## Aim
Restate the material word for word and leave out anything that is a picture.

## Supplied information

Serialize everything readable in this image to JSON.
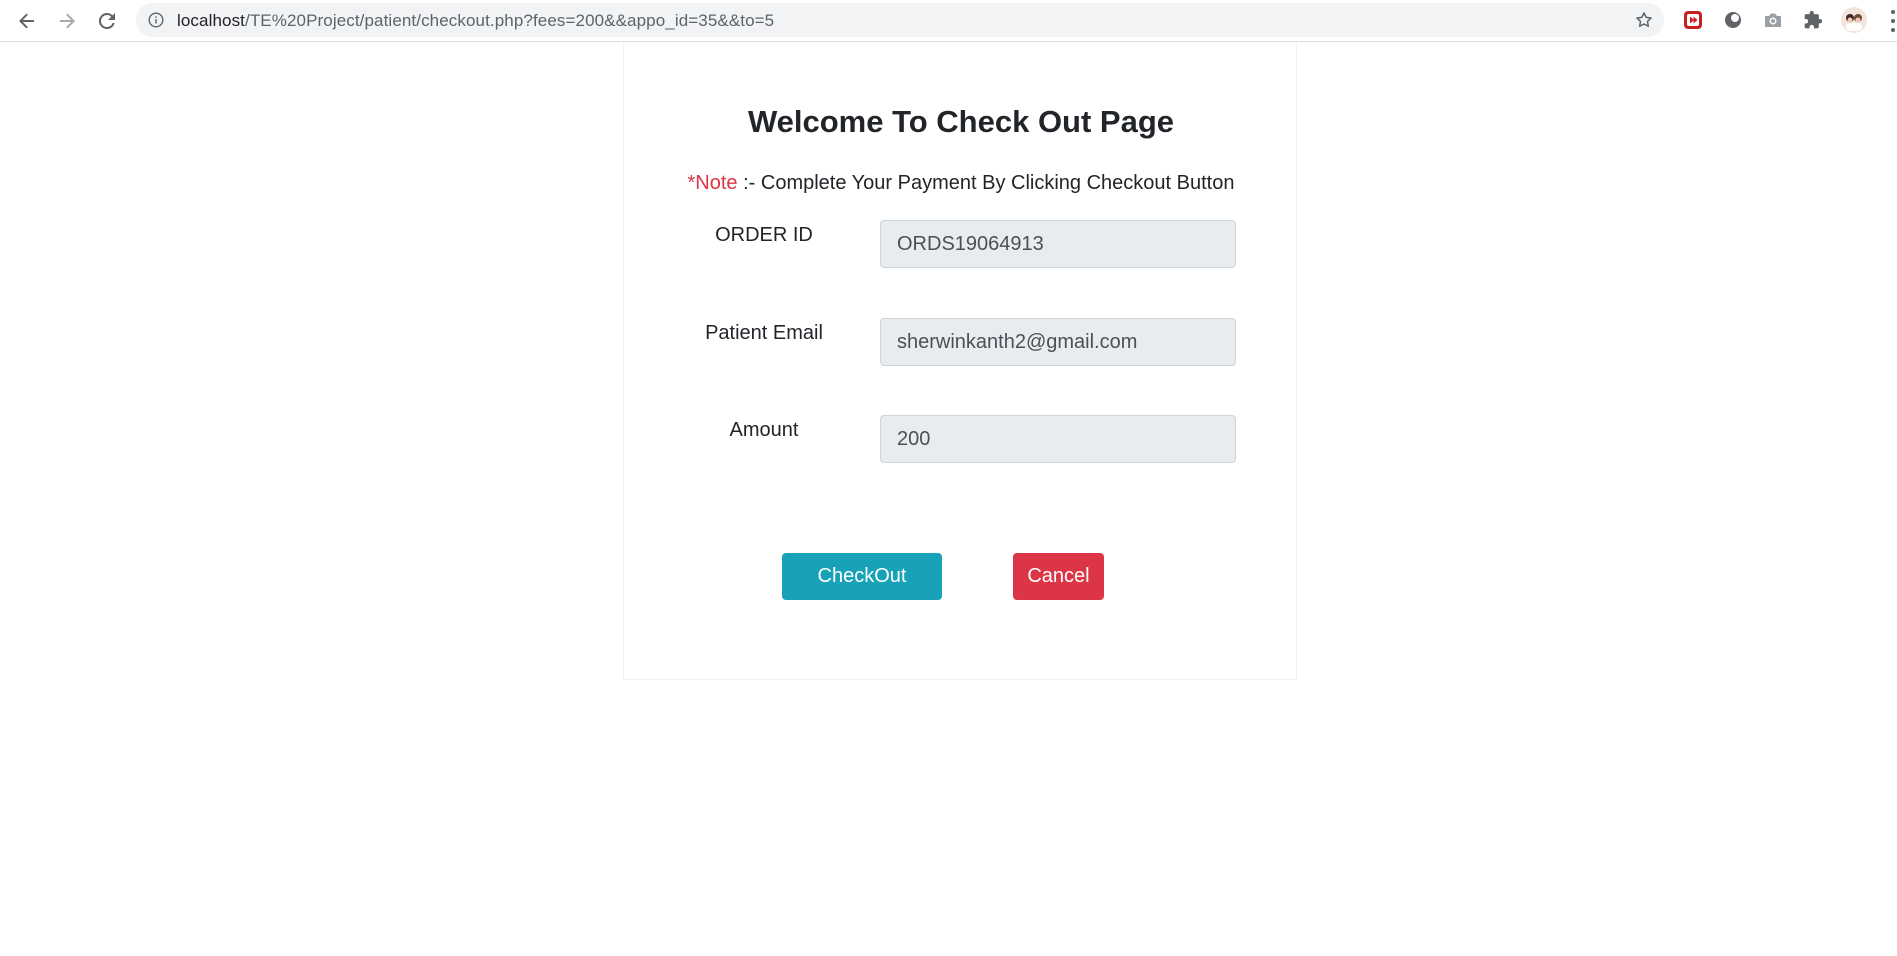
{
  "browser": {
    "url_host": "localhost",
    "url_path": "/TE%20Project/patient/checkout.php?fees=200&&appo_id=35&&to=5",
    "icons": [
      "back-arrow-icon",
      "forward-arrow-icon",
      "reload-icon",
      "info-icon",
      "star-icon",
      "record-extension-icon",
      "circle-extension-icon",
      "camera-extension-icon",
      "puzzle-extension-icon",
      "profile-avatar-icon",
      "menu-dots-icon"
    ]
  },
  "page": {
    "title": "Welcome To Check Out Page",
    "note_label": "*Note",
    "note_text": " :- Complete Your Payment By Clicking Checkout Button"
  },
  "form": {
    "order_id_label": "ORDER ID",
    "order_id_value": "ORDS19064913",
    "email_label": "Patient Email",
    "email_value": "sherwinkanth2@gmail.com",
    "amount_label": "Amount",
    "amount_value": "200"
  },
  "actions": {
    "checkout_label": "CheckOut",
    "cancel_label": "Cancel"
  },
  "colors": {
    "checkout": "#17a2b8",
    "cancel": "#dc3545",
    "note": "#dc3545",
    "input_bg": "#e9ecef"
  }
}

## Result
Serialize everything readable in this image to JSON.
{
  "browser": {
    "url_host": "localhost",
    "url_path": "/TE%20Project/patient/checkout.php?fees=200&&appo_id=35&&to=5",
    "icons": [
      "back-arrow-icon",
      "forward-arrow-icon",
      "reload-icon",
      "info-icon",
      "star-icon",
      "record-extension-icon",
      "circle-extension-icon",
      "camera-extension-icon",
      "puzzle-extension-icon",
      "profile-avatar-icon",
      "menu-dots-icon"
    ]
  },
  "page": {
    "title": "Welcome To Check Out Page",
    "note_label": "*Note",
    "note_text": " :- Complete Your Payment By Clicking Checkout Button"
  },
  "form": {
    "order_id_label": "ORDER ID",
    "order_id_value": "ORDS19064913",
    "email_label": "Patient Email",
    "email_value": "sherwinkanth2@gmail.com",
    "amount_label": "Amount",
    "amount_value": "200"
  },
  "actions": {
    "checkout_label": "CheckOut",
    "cancel_label": "Cancel"
  },
  "colors": {
    "checkout": "#17a2b8",
    "cancel": "#dc3545",
    "note": "#dc3545",
    "input_bg": "#e9ecef"
  }
}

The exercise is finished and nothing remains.